[Data excerpts]
########################################
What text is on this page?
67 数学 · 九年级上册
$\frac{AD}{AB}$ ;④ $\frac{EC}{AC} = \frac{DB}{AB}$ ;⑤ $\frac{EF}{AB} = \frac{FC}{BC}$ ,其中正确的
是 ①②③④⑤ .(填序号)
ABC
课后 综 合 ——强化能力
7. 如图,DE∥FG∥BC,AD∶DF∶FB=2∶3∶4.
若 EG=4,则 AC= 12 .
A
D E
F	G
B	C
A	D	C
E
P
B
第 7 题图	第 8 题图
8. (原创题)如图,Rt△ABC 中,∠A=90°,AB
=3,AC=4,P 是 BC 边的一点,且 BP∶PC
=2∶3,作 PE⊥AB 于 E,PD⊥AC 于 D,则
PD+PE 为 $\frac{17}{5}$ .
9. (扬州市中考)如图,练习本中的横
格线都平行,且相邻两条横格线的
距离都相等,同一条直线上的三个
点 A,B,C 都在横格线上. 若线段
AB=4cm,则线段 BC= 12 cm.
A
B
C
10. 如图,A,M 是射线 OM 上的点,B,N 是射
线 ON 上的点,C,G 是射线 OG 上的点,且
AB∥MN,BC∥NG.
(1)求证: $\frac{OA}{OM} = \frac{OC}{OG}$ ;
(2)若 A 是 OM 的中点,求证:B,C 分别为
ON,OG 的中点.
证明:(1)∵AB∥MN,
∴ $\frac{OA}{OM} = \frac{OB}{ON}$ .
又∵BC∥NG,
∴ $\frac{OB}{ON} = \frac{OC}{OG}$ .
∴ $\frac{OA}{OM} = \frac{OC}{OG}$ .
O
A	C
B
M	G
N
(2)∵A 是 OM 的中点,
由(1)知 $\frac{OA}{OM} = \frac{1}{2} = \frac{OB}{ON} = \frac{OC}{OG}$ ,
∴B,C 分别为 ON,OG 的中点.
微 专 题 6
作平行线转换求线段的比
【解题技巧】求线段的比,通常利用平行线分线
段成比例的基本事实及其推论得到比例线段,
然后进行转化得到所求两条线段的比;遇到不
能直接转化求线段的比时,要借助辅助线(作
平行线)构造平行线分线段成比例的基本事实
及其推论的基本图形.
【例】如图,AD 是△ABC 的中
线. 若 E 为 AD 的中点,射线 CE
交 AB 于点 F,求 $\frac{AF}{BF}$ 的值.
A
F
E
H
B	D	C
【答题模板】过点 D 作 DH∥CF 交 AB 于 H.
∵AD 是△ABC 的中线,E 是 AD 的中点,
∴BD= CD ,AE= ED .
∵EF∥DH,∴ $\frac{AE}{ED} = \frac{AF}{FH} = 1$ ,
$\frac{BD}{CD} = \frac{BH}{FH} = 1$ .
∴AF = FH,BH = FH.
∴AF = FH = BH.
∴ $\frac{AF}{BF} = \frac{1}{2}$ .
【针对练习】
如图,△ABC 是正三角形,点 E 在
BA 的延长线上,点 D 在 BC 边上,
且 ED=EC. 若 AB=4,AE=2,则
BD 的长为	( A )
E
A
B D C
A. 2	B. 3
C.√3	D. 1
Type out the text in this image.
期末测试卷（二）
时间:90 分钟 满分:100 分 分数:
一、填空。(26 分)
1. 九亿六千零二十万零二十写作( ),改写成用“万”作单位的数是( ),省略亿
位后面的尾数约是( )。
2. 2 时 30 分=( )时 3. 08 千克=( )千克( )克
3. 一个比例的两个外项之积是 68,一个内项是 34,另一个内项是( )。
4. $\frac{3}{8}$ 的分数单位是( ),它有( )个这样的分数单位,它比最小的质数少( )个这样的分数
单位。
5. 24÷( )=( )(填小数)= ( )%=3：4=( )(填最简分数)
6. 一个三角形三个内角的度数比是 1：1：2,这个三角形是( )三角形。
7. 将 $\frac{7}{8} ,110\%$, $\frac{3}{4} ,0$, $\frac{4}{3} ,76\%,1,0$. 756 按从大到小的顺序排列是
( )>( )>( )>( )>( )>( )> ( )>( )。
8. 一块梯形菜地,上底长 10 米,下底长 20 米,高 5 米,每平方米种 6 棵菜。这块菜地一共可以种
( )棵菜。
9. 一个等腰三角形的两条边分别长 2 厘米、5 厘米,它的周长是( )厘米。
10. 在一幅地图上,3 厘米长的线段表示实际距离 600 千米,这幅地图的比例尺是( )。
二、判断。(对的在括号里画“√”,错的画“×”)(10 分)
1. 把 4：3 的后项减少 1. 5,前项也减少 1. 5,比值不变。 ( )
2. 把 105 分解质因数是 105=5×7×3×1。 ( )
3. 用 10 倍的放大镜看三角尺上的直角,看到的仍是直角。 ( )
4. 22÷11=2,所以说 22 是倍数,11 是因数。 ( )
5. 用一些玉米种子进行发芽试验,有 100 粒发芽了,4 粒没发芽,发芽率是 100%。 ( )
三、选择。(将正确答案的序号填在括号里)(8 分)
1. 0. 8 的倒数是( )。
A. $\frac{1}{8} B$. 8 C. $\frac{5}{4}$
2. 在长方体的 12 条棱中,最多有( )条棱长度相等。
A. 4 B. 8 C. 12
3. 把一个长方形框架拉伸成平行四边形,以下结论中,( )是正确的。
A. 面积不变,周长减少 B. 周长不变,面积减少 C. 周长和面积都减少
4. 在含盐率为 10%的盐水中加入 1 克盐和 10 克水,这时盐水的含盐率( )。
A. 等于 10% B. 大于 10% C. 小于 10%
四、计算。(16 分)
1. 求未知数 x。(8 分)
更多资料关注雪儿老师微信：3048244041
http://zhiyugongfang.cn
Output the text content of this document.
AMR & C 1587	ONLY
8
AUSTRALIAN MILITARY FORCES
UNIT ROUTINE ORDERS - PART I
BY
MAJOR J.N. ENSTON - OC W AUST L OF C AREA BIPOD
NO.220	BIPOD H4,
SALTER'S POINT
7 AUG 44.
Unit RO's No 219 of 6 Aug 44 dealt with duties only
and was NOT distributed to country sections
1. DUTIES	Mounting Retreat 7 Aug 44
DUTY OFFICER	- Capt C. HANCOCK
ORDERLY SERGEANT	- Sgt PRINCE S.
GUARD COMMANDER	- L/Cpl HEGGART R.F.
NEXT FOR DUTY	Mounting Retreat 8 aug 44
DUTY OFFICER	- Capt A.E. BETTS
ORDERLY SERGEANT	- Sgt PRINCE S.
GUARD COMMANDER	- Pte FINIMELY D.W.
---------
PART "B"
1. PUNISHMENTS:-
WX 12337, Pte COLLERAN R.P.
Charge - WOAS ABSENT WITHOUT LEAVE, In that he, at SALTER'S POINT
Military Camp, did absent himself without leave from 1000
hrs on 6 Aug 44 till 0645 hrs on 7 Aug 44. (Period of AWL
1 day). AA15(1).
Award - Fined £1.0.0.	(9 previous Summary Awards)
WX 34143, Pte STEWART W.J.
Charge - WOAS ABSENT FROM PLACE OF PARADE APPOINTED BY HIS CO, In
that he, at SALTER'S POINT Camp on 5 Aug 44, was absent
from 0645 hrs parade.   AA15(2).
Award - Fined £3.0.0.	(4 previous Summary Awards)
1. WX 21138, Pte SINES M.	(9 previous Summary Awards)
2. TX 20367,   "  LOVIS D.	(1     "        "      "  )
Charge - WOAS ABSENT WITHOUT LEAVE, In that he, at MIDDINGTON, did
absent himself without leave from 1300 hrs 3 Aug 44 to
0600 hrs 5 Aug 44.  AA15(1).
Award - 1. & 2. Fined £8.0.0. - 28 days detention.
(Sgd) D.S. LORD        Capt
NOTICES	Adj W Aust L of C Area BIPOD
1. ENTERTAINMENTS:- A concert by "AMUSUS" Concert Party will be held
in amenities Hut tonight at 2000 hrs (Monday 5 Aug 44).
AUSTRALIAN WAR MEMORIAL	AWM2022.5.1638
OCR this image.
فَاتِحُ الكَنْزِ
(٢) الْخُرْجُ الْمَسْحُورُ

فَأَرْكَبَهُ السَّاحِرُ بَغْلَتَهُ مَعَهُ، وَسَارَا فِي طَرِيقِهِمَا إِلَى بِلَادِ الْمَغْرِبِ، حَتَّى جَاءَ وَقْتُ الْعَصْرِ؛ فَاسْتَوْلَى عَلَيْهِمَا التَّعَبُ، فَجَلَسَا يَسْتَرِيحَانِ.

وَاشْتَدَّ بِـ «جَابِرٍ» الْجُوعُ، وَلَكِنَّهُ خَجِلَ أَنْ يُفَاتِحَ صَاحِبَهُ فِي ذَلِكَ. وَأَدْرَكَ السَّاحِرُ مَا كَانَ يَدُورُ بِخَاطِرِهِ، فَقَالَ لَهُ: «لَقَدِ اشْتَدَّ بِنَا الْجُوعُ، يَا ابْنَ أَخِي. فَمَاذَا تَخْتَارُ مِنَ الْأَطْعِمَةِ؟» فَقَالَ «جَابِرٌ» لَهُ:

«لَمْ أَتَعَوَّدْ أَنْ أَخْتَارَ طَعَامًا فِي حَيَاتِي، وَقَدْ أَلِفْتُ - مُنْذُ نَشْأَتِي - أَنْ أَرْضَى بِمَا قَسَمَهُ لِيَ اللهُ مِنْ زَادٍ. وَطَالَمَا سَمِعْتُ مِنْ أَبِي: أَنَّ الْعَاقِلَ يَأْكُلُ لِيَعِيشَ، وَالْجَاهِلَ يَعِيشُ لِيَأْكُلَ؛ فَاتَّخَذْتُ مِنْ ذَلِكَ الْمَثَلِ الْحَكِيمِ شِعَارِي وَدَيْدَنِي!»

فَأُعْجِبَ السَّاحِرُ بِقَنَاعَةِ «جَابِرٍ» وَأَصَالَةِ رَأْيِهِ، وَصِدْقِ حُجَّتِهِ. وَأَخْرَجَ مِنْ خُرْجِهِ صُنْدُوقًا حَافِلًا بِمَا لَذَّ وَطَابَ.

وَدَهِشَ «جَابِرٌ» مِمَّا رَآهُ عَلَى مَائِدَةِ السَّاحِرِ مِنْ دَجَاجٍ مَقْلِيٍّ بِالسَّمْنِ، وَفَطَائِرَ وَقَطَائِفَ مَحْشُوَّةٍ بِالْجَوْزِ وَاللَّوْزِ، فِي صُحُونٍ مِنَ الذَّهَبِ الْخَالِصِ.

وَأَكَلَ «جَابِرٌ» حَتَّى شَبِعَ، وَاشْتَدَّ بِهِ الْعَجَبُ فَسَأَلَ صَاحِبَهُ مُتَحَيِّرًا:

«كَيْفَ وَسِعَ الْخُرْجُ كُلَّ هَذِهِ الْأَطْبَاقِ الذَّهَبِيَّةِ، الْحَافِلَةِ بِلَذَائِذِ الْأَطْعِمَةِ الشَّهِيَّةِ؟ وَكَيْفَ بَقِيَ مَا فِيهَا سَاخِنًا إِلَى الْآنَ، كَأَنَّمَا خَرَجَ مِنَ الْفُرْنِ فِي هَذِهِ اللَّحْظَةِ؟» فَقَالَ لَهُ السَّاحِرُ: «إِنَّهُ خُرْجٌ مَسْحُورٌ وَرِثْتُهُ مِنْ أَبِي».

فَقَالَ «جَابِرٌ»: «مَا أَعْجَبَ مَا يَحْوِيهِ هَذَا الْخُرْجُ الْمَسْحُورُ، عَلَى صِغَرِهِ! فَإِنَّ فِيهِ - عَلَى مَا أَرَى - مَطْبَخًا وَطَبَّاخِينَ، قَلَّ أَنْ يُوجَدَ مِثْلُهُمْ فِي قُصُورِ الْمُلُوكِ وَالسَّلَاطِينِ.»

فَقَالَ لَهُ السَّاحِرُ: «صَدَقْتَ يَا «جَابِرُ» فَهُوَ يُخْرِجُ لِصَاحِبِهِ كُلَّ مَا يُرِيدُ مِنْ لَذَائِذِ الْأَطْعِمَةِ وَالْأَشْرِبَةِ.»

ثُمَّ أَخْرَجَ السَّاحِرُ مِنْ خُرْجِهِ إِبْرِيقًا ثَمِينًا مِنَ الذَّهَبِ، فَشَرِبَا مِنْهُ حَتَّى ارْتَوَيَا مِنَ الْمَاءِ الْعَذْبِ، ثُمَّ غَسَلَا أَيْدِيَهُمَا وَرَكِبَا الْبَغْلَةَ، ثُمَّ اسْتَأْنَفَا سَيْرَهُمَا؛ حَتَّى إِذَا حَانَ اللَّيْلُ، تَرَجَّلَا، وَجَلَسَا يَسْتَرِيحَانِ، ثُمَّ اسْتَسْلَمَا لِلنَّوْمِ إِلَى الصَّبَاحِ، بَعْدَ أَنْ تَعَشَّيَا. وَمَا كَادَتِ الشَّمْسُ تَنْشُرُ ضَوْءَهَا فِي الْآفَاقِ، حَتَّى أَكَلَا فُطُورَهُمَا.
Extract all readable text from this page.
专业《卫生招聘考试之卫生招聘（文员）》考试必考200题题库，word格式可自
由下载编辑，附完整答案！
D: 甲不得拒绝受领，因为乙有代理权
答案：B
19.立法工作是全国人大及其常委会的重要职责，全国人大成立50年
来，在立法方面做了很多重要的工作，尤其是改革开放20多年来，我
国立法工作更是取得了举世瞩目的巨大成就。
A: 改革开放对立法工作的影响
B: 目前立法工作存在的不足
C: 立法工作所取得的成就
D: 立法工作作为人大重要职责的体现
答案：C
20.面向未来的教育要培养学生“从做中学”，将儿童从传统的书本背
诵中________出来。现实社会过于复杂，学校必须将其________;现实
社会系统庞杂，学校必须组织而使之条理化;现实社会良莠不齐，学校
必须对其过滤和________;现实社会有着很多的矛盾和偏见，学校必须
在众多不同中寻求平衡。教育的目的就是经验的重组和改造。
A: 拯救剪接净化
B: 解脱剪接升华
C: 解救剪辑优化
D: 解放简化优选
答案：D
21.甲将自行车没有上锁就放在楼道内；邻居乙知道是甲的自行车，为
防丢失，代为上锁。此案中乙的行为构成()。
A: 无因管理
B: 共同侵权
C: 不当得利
########################################
> What you have to do
Extract each line holding the string "COMMANDER".

> Answer below
GUARD COMMANDER	- L/Cpl HEGGART R.F.
GUARD COMMANDER	- Pte FINIMELY D.W.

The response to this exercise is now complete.